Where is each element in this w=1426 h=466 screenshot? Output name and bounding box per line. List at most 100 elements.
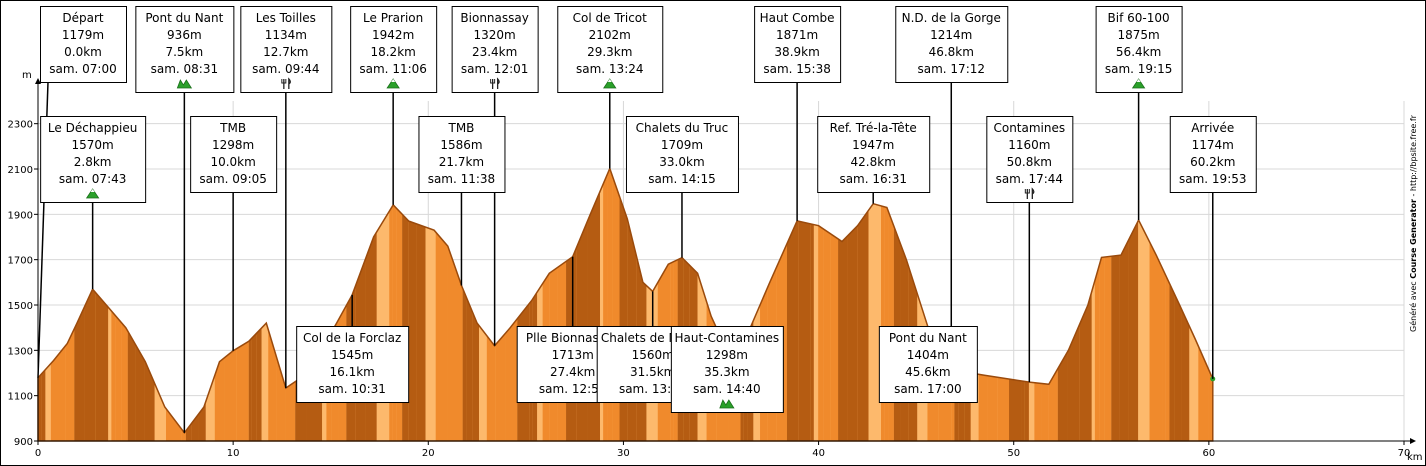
profile-stripe xyxy=(1165,168,1170,441)
callout-name: Haut-Contamines xyxy=(675,331,780,345)
profile-stripe xyxy=(884,168,889,441)
profile-stripe xyxy=(392,168,397,441)
callout-alt: 1942m xyxy=(372,28,414,42)
callout-time: sam. 17:12 xyxy=(918,62,986,76)
callout-name: Contamines xyxy=(993,121,1065,135)
profile-stripe xyxy=(1162,168,1166,441)
profile-stripe xyxy=(830,168,839,441)
callout-name: Arrivée xyxy=(1191,121,1234,135)
callout-dist: 56.4km xyxy=(1116,45,1161,59)
callout-alt: 1709m xyxy=(661,138,703,152)
profile-stripe xyxy=(537,168,543,441)
profile-stripe xyxy=(881,168,885,441)
profile-stripe xyxy=(847,168,858,441)
callout-dist: 46.8km xyxy=(929,45,974,59)
summit-icon xyxy=(603,78,617,89)
profile-stripe xyxy=(389,168,393,441)
callout-alt: 1875m xyxy=(1117,28,1159,42)
callout-dist: 16.1km xyxy=(330,365,375,379)
checkpoint-callout: Contamines 1160m 50.8km sam. 17:44 xyxy=(986,116,1074,203)
x-tick-label: 40 xyxy=(812,448,825,459)
profile-stripe xyxy=(1091,168,1095,441)
profile-stripe xyxy=(619,168,628,441)
callout-time: sam. 11:38 xyxy=(428,172,496,186)
callout-box xyxy=(986,116,1074,203)
profile-stripe xyxy=(1111,168,1120,441)
callout-alt: 1947m xyxy=(852,138,894,152)
callout-time: sam. 16:31 xyxy=(839,172,907,186)
profile-stripe xyxy=(697,168,707,441)
profile-stripe xyxy=(1094,168,1100,441)
callout-alt: 1174m xyxy=(1192,138,1234,152)
summit-icon xyxy=(386,78,400,89)
callout-name: Pont du Nant xyxy=(889,331,967,345)
profile-stripe xyxy=(408,168,417,441)
callout-time: sam. 15:38 xyxy=(763,62,831,76)
credit-suffix: - http://bpsite.free.fr xyxy=(1409,114,1418,199)
x-tick-label: 30 xyxy=(617,448,630,459)
callout-name: Col de la Forclaz xyxy=(303,331,401,345)
profile-stripe xyxy=(786,168,799,441)
checkpoint-callout: Départ 1179m 0.0km sam. 07:00 xyxy=(40,6,127,83)
callout-dist: 50.8km xyxy=(1007,155,1052,169)
profile-stripe xyxy=(396,168,403,441)
y-tick-label: 1900 xyxy=(8,210,33,221)
profile-stripe xyxy=(810,168,814,441)
callout-alt: 1298m xyxy=(706,348,748,362)
profile-stripe xyxy=(689,168,698,441)
callout-alt: 1871m xyxy=(776,28,818,42)
profile-stripe xyxy=(566,168,577,441)
callout-alt: 1545m xyxy=(331,348,373,362)
callout-box xyxy=(451,6,539,93)
callout-box xyxy=(350,6,438,93)
callout-box xyxy=(418,116,506,193)
callout-name: Le Déchappieu xyxy=(48,121,137,135)
profile-stripe xyxy=(549,168,558,441)
callout-dist: 38.9km xyxy=(774,45,819,59)
callout-box xyxy=(625,116,739,193)
profile-stripe xyxy=(1119,168,1129,441)
callout-box xyxy=(40,116,147,203)
callout-time: sam. 19:53 xyxy=(1179,172,1247,186)
callout-dist: 29.3km xyxy=(587,45,632,59)
callout-time: sam. 10:31 xyxy=(318,382,386,396)
callout-name: N.D. de la Gorge xyxy=(902,11,1001,25)
callout-box xyxy=(240,6,333,93)
credit-prefix: Généré avec xyxy=(1408,279,1418,332)
profile-stripe xyxy=(673,168,678,441)
callout-dist: 31.5km xyxy=(630,365,675,379)
callout-time: sam. 08:31 xyxy=(151,62,219,76)
callout-time: sam. 09:05 xyxy=(199,172,267,186)
callout-name: Bionnassay xyxy=(460,11,528,25)
profile-stripe xyxy=(542,168,550,441)
callout-time: sam. 17:00 xyxy=(894,382,962,396)
callout-time: sam. 09:44 xyxy=(252,62,320,76)
checkpoint-callout: Haut-Contamines 1298m 35.3km sam. 14:40 xyxy=(670,326,784,413)
callout-box xyxy=(878,326,978,403)
y-tick-label: 1100 xyxy=(8,392,33,403)
callout-box xyxy=(1095,6,1183,93)
callout-dist: 45.6km xyxy=(905,365,950,379)
profile-stripe xyxy=(402,168,409,441)
credit-brand: Course Generator xyxy=(1409,199,1418,279)
profile-stripe xyxy=(888,168,894,441)
profile-stripe xyxy=(798,168,811,441)
callout-box xyxy=(895,6,1009,83)
callout-dist: 2.8km xyxy=(74,155,112,169)
callout-alt: 1134m xyxy=(265,28,307,42)
callout-box xyxy=(557,6,664,93)
callout-box xyxy=(135,6,235,93)
x-axis-unit: km xyxy=(1407,452,1423,463)
profile-stripe xyxy=(767,168,777,441)
callout-box xyxy=(670,326,784,413)
profile-stripe xyxy=(818,168,824,441)
profile-stripe xyxy=(760,168,768,441)
checkpoint-callout: TMB 1586m 21.7km sam. 11:38 xyxy=(418,116,506,193)
profile-stripe xyxy=(462,168,467,441)
profile-stripe xyxy=(435,168,448,441)
callout-time: sam. 07:00 xyxy=(49,62,117,76)
callout-dist: 7.5km xyxy=(165,45,203,59)
callout-time: sam. 11:06 xyxy=(359,62,427,76)
summit-icon xyxy=(1131,78,1146,89)
callout-alt: 1320m xyxy=(474,28,516,42)
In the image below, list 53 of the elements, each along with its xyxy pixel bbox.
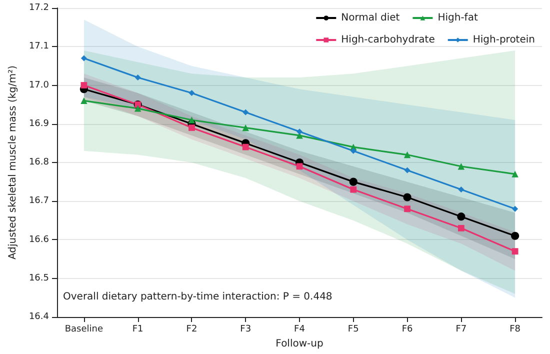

++++++++

**WORK REQUEST:** Retype the records above line for line and exactly, omitting their pictures.

**WRITTEN SOLUTION:**
Where is each element in this w=1426 h=466 screenshot? Output name and bounding box per line. List at most 100 elements.
profile-stripe xyxy=(1165,168,1170,441)
callout-name: Haut-Contamines xyxy=(675,331,780,345)
profile-stripe xyxy=(884,168,889,441)
profile-stripe xyxy=(392,168,397,441)
callout-alt: 1942m xyxy=(372,28,414,42)
callout-time: sam. 17:12 xyxy=(918,62,986,76)
callout-name: Contamines xyxy=(993,121,1065,135)
profile-stripe xyxy=(1162,168,1166,441)
profile-stripe xyxy=(830,168,839,441)
callout-name: Arrivée xyxy=(1191,121,1234,135)
callout-dist: 56.4km xyxy=(1116,45,1161,59)
callout-alt: 1709m xyxy=(661,138,703,152)
profile-stripe xyxy=(537,168,543,441)
profile-stripe xyxy=(881,168,885,441)
profile-stripe xyxy=(847,168,858,441)
callout-dist: 46.8km xyxy=(929,45,974,59)
summit-icon xyxy=(603,78,617,89)
profile-stripe xyxy=(389,168,393,441)
callout-alt: 1875m xyxy=(1117,28,1159,42)
callout-dist: 16.1km xyxy=(330,365,375,379)
checkpoint-callout: Contamines 1160m 50.8km sam. 17:44 xyxy=(986,116,1074,203)
x-tick-label: 40 xyxy=(812,448,825,459)
profile-stripe xyxy=(1091,168,1095,441)
profile-stripe xyxy=(619,168,628,441)
callout-time: sam. 11:38 xyxy=(428,172,496,186)
callout-box xyxy=(986,116,1074,203)
profile-stripe xyxy=(1111,168,1120,441)
callout-alt: 1947m xyxy=(852,138,894,152)
callout-time: sam. 16:31 xyxy=(839,172,907,186)
profile-stripe xyxy=(697,168,707,441)
profile-stripe xyxy=(1094,168,1100,441)
callout-alt: 1174m xyxy=(1192,138,1234,152)
summit-icon xyxy=(386,78,400,89)
callout-name: Pont du Nant xyxy=(889,331,967,345)
profile-stripe xyxy=(408,168,417,441)
callout-time: sam. 15:38 xyxy=(763,62,831,76)
credit-suffix: - http://bpsite.free.fr xyxy=(1409,114,1418,199)
x-tick-label: 30 xyxy=(617,448,630,459)
callout-name: Col de la Forclaz xyxy=(303,331,401,345)
profile-stripe xyxy=(786,168,799,441)
checkpoint-callout: Départ 1179m 0.0km sam. 07:00 xyxy=(40,6,127,83)
callout-dist: 50.8km xyxy=(1007,155,1052,169)
profile-stripe xyxy=(396,168,403,441)
y-tick-label: 1900 xyxy=(8,210,33,221)
profile-stripe xyxy=(810,168,814,441)
callout-alt: 1298m xyxy=(706,348,748,362)
profile-stripe xyxy=(689,168,698,441)
callout-alt: 1871m xyxy=(776,28,818,42)
profile-stripe xyxy=(566,168,577,441)
callout-alt: 1545m xyxy=(331,348,373,362)
callout-box xyxy=(451,6,539,93)
callout-box xyxy=(350,6,438,93)
callout-box xyxy=(418,116,506,193)
callout-name: Le Déchappieu xyxy=(48,121,137,135)
profile-stripe xyxy=(549,168,558,441)
callout-dist: 38.9km xyxy=(774,45,819,59)
callout-box xyxy=(625,116,739,193)
profile-stripe xyxy=(1119,168,1129,441)
callout-box xyxy=(40,116,147,203)
callout-time: sam. 19:53 xyxy=(1179,172,1247,186)
callout-dist: 29.3km xyxy=(587,45,632,59)
callout-time: sam. 10:31 xyxy=(318,382,386,396)
callout-name: N.D. de la Gorge xyxy=(902,11,1001,25)
callout-box xyxy=(240,6,333,93)
credit-prefix: Généré avec xyxy=(1408,279,1418,332)
profile-stripe xyxy=(673,168,678,441)
callout-dist: 31.5km xyxy=(630,365,675,379)
callout-time: sam. 08:31 xyxy=(151,62,219,76)
callout-time: sam. 09:05 xyxy=(199,172,267,186)
callout-name: Bionnassay xyxy=(460,11,528,25)
profile-stripe xyxy=(542,168,550,441)
callout-time: sam. 17:00 xyxy=(894,382,962,396)
callout-time: sam. 09:44 xyxy=(252,62,320,76)
checkpoint-callout: Haut-Contamines 1298m 35.3km sam. 14:40 xyxy=(670,326,784,413)
callout-box xyxy=(878,326,978,403)
y-tick-label: 1100 xyxy=(8,392,33,403)
callout-box xyxy=(1095,6,1183,93)
callout-dist: 45.6km xyxy=(905,365,950,379)
profile-stripe xyxy=(402,168,409,441)
credit-brand: Course Generator xyxy=(1409,199,1418,279)
profile-stripe xyxy=(888,168,894,441)
profile-stripe xyxy=(798,168,811,441)
callout-box xyxy=(895,6,1009,83)
callout-dist: 2.8km xyxy=(74,155,112,169)
callout-alt: 1134m xyxy=(265,28,307,42)
callout-box xyxy=(557,6,664,93)
callout-box xyxy=(135,6,235,93)
x-axis-unit: km xyxy=(1407,452,1423,463)
profile-stripe xyxy=(767,168,777,441)
callout-box xyxy=(670,326,784,413)
profile-stripe xyxy=(818,168,824,441)
profile-stripe xyxy=(760,168,768,441)
checkpoint-callout: TMB 1586m 21.7km sam. 11:38 xyxy=(418,116,506,193)
profile-stripe xyxy=(462,168,467,441)
profile-stripe xyxy=(435,168,448,441)
callout-time: sam. 07:00 xyxy=(49,62,117,76)
callout-dist: 7.5km xyxy=(165,45,203,59)
callout-time: sam. 11:06 xyxy=(359,62,427,76)
summit-icon xyxy=(1131,78,1146,89)
callout-alt: 1320m xyxy=(474,28,516,42)
In the image below, list 53 of the elements, each along with its xyxy pixel bbox.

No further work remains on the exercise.